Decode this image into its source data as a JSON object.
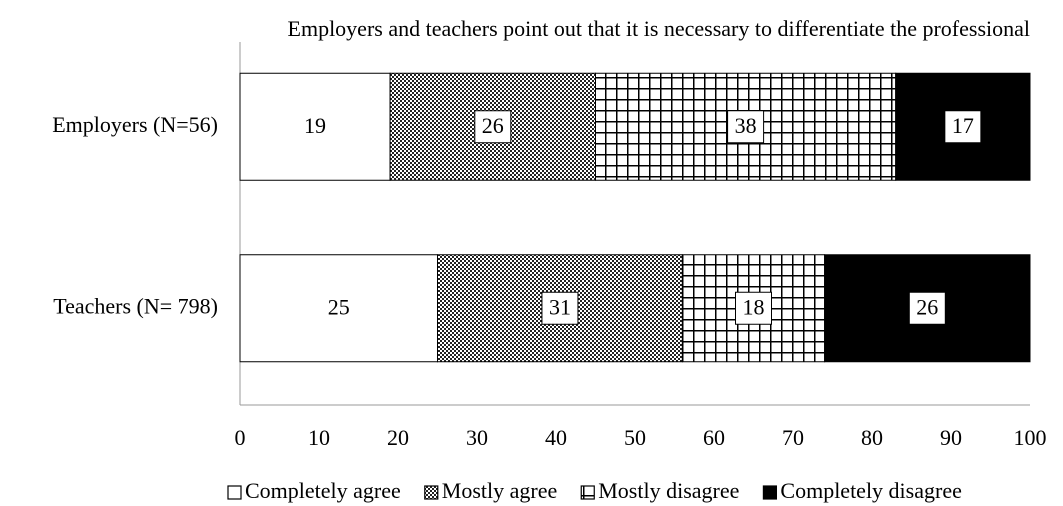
{
  "chart_data": {
    "type": "stacked_barh",
    "title": "Employers and teachers point out that it is necessary to differentiate the professional",
    "categories": [
      "Employers (N=56)",
      "Teachers (N= 798)"
    ],
    "series": [
      {
        "name": "Completely agree",
        "color": "#ffffff",
        "pattern": "none",
        "values": [
          19,
          25
        ]
      },
      {
        "name": "Mostly agree",
        "color": "#000000",
        "pattern": "dots",
        "values": [
          26,
          31
        ]
      },
      {
        "name": "Mostly disagree",
        "color": "#000000",
        "pattern": "grid",
        "values": [
          38,
          18
        ]
      },
      {
        "name": "Completely disagree",
        "color": "#000000",
        "pattern": "solid",
        "values": [
          17,
          26
        ]
      }
    ],
    "xlim": [
      0,
      100
    ],
    "xticks": [
      0,
      10,
      20,
      30,
      40,
      50,
      60,
      70,
      80,
      90,
      100
    ],
    "legend": "bottom"
  }
}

## Task to carry out
Copy every line that includes the string "disagree" from the material above.

## Final answer
        "name": "Mostly disagree",
        "name": "Completely disagree",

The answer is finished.